§ WORK TO BE COMPLETED: Could you copy, word for word, only the lines from the one containing "Decode this image" through the last line of the records below, both included?

** START GIVEN RECORDS **

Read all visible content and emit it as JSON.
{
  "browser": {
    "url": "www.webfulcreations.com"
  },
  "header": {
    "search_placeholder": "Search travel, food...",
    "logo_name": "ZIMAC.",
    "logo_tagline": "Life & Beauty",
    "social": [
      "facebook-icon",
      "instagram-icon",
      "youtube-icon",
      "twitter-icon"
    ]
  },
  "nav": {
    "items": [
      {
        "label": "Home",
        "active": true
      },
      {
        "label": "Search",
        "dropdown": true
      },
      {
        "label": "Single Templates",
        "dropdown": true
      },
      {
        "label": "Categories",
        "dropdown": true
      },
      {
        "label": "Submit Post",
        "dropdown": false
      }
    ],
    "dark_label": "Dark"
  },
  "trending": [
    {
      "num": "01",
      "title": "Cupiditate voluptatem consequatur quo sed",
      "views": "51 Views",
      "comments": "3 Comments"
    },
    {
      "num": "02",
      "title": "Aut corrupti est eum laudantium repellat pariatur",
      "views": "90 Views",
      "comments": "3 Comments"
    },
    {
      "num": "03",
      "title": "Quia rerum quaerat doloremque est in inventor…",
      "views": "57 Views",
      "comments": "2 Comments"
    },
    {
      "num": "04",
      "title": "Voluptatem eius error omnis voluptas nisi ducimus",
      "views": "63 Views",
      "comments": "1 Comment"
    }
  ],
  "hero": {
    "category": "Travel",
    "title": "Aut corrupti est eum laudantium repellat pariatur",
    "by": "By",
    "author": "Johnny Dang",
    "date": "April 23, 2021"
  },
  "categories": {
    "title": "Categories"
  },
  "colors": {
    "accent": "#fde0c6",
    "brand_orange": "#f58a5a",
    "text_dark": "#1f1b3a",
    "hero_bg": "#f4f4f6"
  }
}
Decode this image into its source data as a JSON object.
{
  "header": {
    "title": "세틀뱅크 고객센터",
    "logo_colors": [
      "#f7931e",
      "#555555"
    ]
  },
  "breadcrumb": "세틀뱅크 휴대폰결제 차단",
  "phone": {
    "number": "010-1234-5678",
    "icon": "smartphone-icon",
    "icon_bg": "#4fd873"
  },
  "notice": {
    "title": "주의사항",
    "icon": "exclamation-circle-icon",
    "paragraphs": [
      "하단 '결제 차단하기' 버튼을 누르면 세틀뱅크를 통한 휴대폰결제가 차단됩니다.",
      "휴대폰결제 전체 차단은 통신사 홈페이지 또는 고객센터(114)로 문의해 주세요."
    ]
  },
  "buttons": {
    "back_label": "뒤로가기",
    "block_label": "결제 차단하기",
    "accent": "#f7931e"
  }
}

** END GIVEN RECORDS **

§ RIGHT ANSWER:
Decode this image into its source data as a JSON object.
{
  "header": {
    "title": "세틀뱅크 고객센터",
    "logo_colors": [
      "#f7931e",
      "#555555"
    ]
  },
  "breadcrumb": "세틀뱅크 휴대폰결제 차단",
  "phone": {
    "number": "010-1234-5678",
    "icon": "smartphone-icon",
    "icon_bg": "#4fd873"
  },
  "notice": {
    "title": "주의사항",
    "icon": "exclamation-circle-icon",
    "paragraphs": [
      "하단 '결제 차단하기' 버튼을 누르면 세틀뱅크를 통한 휴대폰결제가 차단됩니다.",
      "휴대폰결제 전체 차단은 통신사 홈페이지 또는 고객센터(114)로 문의해 주세요."
    ]
  },
  "buttons": {
    "back_label": "뒤로가기",
    "block_label": "결제 차단하기",
    "accent": "#f7931e"
  }
}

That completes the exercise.